▶ PROBLEM DESCRIPTION: Transcribe everything in the data word for word. Pictures are left out.

....

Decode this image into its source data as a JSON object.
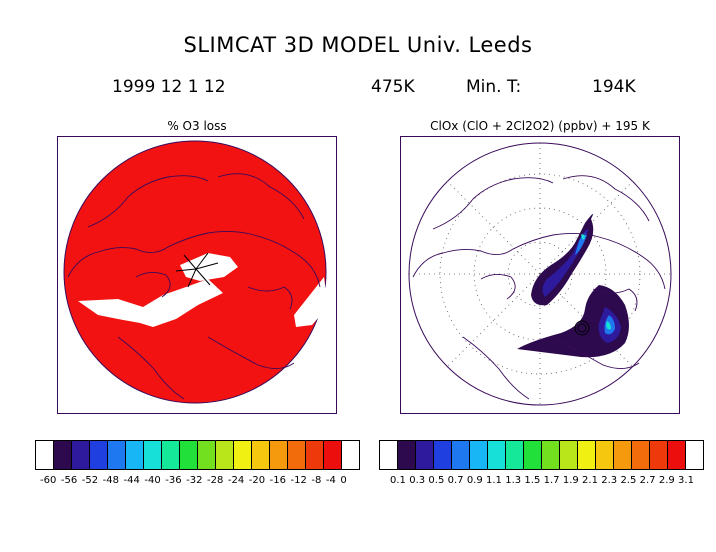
{
  "header": {
    "title": "SLIMCAT 3D MODEL    Univ. Leeds",
    "date": "1999 12   1  12",
    "level": "475K",
    "min_t_label": "Min. T:",
    "min_t_value": "194K"
  },
  "panels": {
    "left": {
      "title": "% O3 loss"
    },
    "right": {
      "title": "ClOx (ClO + 2Cl2O2) (ppbv)  + 195 K"
    }
  },
  "colorbars": {
    "left": {
      "colors": [
        "#ffffff",
        "#2d0a4e",
        "#2e1a9c",
        "#1f3fe0",
        "#1e78f0",
        "#19b6f5",
        "#17e0d9",
        "#16e89a",
        "#22e03a",
        "#72e01e",
        "#b8e61a",
        "#f0f012",
        "#f5c80f",
        "#f59a0d",
        "#f26c0c",
        "#ee3a0b",
        "#ec0d0d",
        "#ffffff"
      ],
      "labels": [
        "-60",
        "-56",
        "-52",
        "-48",
        "-44",
        "-40",
        "-36",
        "-32",
        "-28",
        "-24",
        "-20",
        "-16",
        "-12",
        "-8",
        "-4",
        "0"
      ]
    },
    "right": {
      "colors": [
        "#ffffff",
        "#2d0a4e",
        "#2e1a9c",
        "#1f3fe0",
        "#1e78f0",
        "#19b6f5",
        "#17e0d9",
        "#16e89a",
        "#22e03a",
        "#72e01e",
        "#b8e61a",
        "#f0f012",
        "#f5c80f",
        "#f59a0d",
        "#f26c0c",
        "#ee3a0b",
        "#ec0d0d",
        "#ffffff"
      ],
      "labels": [
        "0.1",
        "0.3",
        "0.5",
        "0.7",
        "0.9",
        "1.1",
        "1.3",
        "1.5",
        "1.7",
        "1.9",
        "2.1",
        "2.3",
        "2.5",
        "2.7",
        "2.9",
        "3.1"
      ]
    }
  }
}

....

▶ RESPONSE:
Decode this image into its source data as a JSON object.
{
  "header": {
    "title": "SLIMCAT 3D MODEL    Univ. Leeds",
    "date": "1999 12   1  12",
    "level": "475K",
    "min_t_label": "Min. T:",
    "min_t_value": "194K"
  },
  "panels": {
    "left": {
      "title": "% O3 loss"
    },
    "right": {
      "title": "ClOx (ClO + 2Cl2O2) (ppbv)  + 195 K"
    }
  },
  "colorbars": {
    "left": {
      "colors": [
        "#ffffff",
        "#2d0a4e",
        "#2e1a9c",
        "#1f3fe0",
        "#1e78f0",
        "#19b6f5",
        "#17e0d9",
        "#16e89a",
        "#22e03a",
        "#72e01e",
        "#b8e61a",
        "#f0f012",
        "#f5c80f",
        "#f59a0d",
        "#f26c0c",
        "#ee3a0b",
        "#ec0d0d",
        "#ffffff"
      ],
      "labels": [
        "-60",
        "-56",
        "-52",
        "-48",
        "-44",
        "-40",
        "-36",
        "-32",
        "-28",
        "-24",
        "-20",
        "-16",
        "-12",
        "-8",
        "-4",
        "0"
      ]
    },
    "right": {
      "colors": [
        "#ffffff",
        "#2d0a4e",
        "#2e1a9c",
        "#1f3fe0",
        "#1e78f0",
        "#19b6f5",
        "#17e0d9",
        "#16e89a",
        "#22e03a",
        "#72e01e",
        "#b8e61a",
        "#f0f012",
        "#f5c80f",
        "#f59a0d",
        "#f26c0c",
        "#ee3a0b",
        "#ec0d0d",
        "#ffffff"
      ],
      "labels": [
        "0.1",
        "0.3",
        "0.5",
        "0.7",
        "0.9",
        "1.1",
        "1.3",
        "1.5",
        "1.7",
        "1.9",
        "2.1",
        "2.3",
        "2.5",
        "2.7",
        "2.9",
        "3.1"
      ]
    }
  }
}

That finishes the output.